Extracted data entries:
* * * *
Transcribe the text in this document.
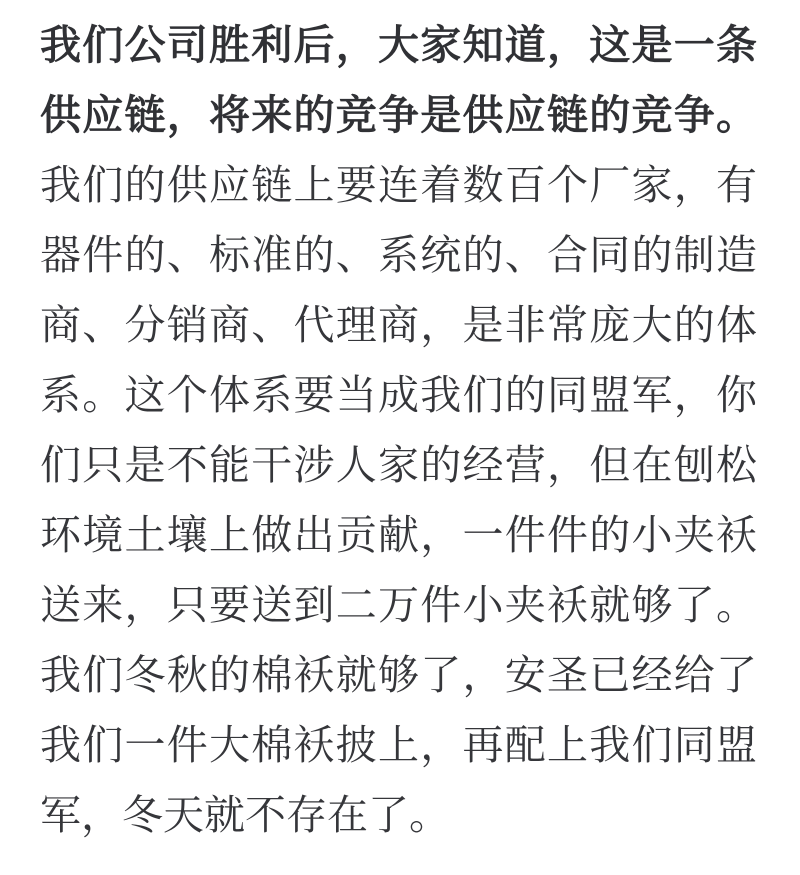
我们公司胜利后，大家知道，这是一条
供应链，将来的竞争是供应链的竞争。
我们的供应链上要连着数百个厂家，有
器件的、标准的、系统的、合同的制造
商、分销商、代理商，是非常庞大的体
系。这个体系要当成我们的同盟军，你
们只是不能干涉人家的经营，但在刨松
环境土壤上做出贡献，一件件的小夹袄
送来，只要送到二万件小夹袄就够了。
我们冬秋的棉袄就够了，安圣已经给了
我们一件大棉袄披上，再配上我们同盟
军，冬天就不存在了。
* * * *
**PROBLEM**.
Please repeat the entries exactly. Do not include the pictures.

**RESPONSE TO THIS TASK**.
Transcribe the text in this document.
我们公司胜利后，大家知道，这是一条
供应链，将来的竞争是供应链的竞争。
我们的供应链上要连着数百个厂家，有
器件的、标准的、系统的、合同的制造
商、分销商、代理商，是非常庞大的体
系。这个体系要当成我们的同盟军，你
们只是不能干涉人家的经营，但在刨松
环境土壤上做出贡献，一件件的小夹袄
送来，只要送到二万件小夹袄就够了。
我们冬秋的棉袄就够了，安圣已经给了
我们一件大棉袄披上，再配上我们同盟
军，冬天就不存在了。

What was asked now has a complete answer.